## Problems to work on
**1.** In the passage about Naifeh, copy everything from "In the early" down to "of the gavel.", swapping "income tax" for "sales tax".
**2.** According to the passage about Naifeh, in what year was he elected Speaker of the House?

━━━ Text shown

Naifeh’s political biography stretches 38 years to his election in 1974. The Covington Democrat was elected Speaker of the House in 1991. He served uninterrupted under Governors Ned McWherter, Don Sundquist and Phil Bredesen.

“Naifeh used the speakership to say what he thought ought to be done,” said Sen. Doug Henry, D-Nashville, the Legislature’s elder statesman, who began serving in the Senate four years before Naifeh was elected to the House. “He was such a definite individual, that I think that impressed itself on the House primarily, but actually on the entire Legislature.”

In the early 2000s, Naifeh was a vocal advocate for instituting an income tax — a debate that sparked protests on Capitol Hill and what House Speaker Beth Harwell described as “clearly a turning point” leading to the rise of the Republican Party taking over the General Assembly and Naifeh’s loss of the gavel.

“I think yes, it was very helpful to us in obtaining our majority status,” said Harwell, who had allowed Naifeh to preside over the chamber shortly after making his announcement.

“It became a battle cry that helped us ascend,” added Ramsey, who served in the House four years under Naifeh. Ramsey said his appreciation for the hard-nosed Democrat grew considerably once be became Senate Speaker in 2007. “I appreciate leadership styles whether they’re mine or not,” said Ramsey. “His worked well.”

Rep. Debra Maggart said Naifeh’s failed effort to institute an income tax was a clear trigger giving rise to Republican takeover of the Legislature.

━━━━━━
━━━ Data extract

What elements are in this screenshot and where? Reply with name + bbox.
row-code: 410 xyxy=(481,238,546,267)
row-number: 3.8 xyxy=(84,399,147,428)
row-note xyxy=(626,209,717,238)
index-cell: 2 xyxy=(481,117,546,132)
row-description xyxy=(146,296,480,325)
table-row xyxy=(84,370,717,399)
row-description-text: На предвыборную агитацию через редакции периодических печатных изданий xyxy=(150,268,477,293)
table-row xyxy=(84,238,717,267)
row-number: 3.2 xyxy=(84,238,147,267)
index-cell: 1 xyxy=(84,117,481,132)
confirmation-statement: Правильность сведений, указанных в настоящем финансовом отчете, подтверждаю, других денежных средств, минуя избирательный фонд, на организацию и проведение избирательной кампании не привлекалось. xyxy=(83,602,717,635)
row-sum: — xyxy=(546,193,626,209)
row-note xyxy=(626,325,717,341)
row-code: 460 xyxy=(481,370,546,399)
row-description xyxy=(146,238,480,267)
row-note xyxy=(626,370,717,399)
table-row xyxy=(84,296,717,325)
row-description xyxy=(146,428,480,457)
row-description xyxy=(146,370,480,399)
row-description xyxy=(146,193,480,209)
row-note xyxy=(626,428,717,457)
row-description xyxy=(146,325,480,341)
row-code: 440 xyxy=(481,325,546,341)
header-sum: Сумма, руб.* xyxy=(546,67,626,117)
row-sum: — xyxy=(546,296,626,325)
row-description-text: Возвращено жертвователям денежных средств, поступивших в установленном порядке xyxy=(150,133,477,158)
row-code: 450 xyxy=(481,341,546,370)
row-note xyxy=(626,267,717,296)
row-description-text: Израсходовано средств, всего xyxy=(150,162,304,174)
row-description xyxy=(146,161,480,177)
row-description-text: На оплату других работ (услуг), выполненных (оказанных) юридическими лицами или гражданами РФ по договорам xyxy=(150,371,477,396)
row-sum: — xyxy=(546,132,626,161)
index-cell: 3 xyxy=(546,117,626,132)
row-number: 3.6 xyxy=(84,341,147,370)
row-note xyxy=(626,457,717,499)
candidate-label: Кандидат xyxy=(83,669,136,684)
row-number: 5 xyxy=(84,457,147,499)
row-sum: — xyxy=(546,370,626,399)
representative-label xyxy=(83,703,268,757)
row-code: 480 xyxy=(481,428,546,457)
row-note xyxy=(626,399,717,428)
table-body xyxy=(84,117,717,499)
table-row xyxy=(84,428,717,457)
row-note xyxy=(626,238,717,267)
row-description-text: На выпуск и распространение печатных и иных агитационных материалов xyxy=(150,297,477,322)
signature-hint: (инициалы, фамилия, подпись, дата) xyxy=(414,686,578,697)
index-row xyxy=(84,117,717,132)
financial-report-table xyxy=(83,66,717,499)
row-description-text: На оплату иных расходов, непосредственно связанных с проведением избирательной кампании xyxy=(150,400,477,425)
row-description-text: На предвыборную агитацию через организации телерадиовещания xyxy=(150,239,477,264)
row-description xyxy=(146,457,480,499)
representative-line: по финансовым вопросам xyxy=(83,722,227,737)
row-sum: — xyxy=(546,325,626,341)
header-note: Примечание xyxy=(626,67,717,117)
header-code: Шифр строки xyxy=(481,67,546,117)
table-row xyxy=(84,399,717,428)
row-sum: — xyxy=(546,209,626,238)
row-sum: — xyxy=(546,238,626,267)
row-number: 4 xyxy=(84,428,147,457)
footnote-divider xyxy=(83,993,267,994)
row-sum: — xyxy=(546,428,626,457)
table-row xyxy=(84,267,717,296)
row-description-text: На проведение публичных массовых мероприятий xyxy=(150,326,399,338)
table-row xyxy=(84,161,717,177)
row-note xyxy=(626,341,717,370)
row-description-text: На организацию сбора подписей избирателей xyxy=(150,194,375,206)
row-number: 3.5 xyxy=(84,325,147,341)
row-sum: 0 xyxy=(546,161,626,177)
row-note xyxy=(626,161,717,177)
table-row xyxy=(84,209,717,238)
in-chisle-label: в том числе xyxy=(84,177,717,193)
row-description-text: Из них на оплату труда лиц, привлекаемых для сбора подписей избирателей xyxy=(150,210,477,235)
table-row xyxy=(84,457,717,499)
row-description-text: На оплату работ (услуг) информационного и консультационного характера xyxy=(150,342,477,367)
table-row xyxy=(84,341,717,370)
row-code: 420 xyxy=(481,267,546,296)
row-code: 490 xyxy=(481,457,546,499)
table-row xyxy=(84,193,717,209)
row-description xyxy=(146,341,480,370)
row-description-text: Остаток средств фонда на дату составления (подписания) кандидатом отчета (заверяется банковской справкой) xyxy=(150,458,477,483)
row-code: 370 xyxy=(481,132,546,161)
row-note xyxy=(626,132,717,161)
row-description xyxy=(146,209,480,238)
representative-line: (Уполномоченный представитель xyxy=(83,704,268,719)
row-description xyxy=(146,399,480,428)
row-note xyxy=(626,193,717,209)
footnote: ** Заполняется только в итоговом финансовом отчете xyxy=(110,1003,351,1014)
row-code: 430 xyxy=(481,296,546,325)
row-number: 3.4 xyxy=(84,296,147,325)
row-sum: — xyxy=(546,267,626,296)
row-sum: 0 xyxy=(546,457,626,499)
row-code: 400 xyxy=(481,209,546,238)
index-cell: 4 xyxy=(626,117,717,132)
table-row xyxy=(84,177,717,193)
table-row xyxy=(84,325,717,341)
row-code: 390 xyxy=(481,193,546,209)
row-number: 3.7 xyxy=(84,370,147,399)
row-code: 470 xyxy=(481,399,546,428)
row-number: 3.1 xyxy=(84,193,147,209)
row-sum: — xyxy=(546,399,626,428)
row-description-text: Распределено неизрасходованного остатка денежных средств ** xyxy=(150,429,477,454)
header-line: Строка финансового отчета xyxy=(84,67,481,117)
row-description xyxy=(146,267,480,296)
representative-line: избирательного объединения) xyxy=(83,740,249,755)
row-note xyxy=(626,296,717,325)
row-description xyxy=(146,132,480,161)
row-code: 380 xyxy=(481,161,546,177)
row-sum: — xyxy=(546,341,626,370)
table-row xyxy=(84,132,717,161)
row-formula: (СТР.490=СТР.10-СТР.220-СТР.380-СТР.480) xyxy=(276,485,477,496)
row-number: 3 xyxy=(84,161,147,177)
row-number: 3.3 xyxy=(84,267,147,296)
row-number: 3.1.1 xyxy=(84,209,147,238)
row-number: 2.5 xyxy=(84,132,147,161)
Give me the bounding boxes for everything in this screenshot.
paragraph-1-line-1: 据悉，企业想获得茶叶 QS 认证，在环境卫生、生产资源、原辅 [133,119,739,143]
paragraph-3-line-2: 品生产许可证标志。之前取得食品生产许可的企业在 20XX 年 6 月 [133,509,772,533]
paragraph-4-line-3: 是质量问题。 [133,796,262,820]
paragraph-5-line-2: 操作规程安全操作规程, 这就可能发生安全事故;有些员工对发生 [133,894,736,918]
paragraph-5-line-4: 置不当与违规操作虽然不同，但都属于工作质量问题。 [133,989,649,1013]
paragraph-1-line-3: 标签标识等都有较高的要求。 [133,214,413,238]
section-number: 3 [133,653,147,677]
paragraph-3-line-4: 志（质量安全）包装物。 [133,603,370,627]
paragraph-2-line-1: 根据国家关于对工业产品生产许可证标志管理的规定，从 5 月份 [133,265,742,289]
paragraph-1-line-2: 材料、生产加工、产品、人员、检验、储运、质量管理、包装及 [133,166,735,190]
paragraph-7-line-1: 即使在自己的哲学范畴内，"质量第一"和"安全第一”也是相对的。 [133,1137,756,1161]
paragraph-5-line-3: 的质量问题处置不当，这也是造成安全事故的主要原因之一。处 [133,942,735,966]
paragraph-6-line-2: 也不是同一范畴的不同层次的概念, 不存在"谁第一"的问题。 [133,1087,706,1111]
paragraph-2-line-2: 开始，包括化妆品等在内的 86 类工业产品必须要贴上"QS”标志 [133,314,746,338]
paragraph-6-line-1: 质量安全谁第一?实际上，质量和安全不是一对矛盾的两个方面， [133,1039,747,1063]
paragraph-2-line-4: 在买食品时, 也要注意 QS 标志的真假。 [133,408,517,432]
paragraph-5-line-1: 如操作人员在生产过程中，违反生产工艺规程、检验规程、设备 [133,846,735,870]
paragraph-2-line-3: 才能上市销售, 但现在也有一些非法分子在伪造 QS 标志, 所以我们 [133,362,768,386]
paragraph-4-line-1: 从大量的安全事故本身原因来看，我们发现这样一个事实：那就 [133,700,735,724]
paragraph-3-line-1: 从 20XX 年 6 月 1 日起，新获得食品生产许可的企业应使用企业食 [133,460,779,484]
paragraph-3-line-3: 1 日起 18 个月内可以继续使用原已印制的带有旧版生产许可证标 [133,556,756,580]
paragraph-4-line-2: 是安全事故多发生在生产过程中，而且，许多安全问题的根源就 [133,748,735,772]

━━━━━━

## Task responses
**1.**
In the early 2000s, Naifeh was a vocal advocate for instituting an sales tax — a debate that sparked protests on Capitol Hill and what House Speaker Beth Harwell described as “clearly a turning point” leading to the rise of the Republican Party taking over the General Assembly and Naifeh’s loss of the gavel.

**2.** 1991